» **The problem**: Your task is to quote the material that follows, in full and exactly.

» **The input**:
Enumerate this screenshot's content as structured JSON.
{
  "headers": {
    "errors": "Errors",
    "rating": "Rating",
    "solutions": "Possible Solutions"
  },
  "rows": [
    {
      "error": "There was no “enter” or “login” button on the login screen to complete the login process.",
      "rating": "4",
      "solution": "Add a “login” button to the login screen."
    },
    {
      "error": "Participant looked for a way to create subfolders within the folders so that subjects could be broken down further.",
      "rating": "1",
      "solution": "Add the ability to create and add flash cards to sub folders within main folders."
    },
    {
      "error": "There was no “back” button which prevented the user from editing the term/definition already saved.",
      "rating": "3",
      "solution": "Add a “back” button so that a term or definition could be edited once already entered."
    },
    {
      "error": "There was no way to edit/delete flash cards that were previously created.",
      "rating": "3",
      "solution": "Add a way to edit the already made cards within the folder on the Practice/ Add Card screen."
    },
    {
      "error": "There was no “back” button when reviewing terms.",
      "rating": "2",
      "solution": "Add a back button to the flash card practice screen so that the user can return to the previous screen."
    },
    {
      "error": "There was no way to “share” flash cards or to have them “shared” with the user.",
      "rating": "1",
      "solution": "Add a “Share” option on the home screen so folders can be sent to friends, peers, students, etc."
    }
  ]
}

» **Response**:
Enumerate this screenshot's content as structured JSON.
{
  "headers": {
    "errors": "Errors",
    "rating": "Rating",
    "solutions": "Possible Solutions"
  },
  "rows": [
    {
      "error": "There was no “enter” or “login” button on the login screen to complete the login process.",
      "rating": "4",
      "solution": "Add a “login” button to the login screen."
    },
    {
      "error": "Participant looked for a way to create subfolders within the folders so that subjects could be broken down further.",
      "rating": "1",
      "solution": "Add the ability to create and add flash cards to sub folders within main folders."
    },
    {
      "error": "There was no “back” button which prevented the user from editing the term/definition already saved.",
      "rating": "3",
      "solution": "Add a “back” button so that a term or definition could be edited once already entered."
    },
    {
      "error": "There was no way to edit/delete flash cards that were previously created.",
      "rating": "3",
      "solution": "Add a way to edit the already made cards within the folder on the Practice/ Add Card screen."
    },
    {
      "error": "There was no “back” button when reviewing terms.",
      "rating": "2",
      "solution": "Add a back button to the flash card practice screen so that the user can return to the previous screen."
    },
    {
      "error": "There was no way to “share” flash cards or to have them “shared” with the user.",
      "rating": "1",
      "solution": "Add a “Share” option on the home screen so folders can be sent to friends, peers, students, etc."
    }
  ]
}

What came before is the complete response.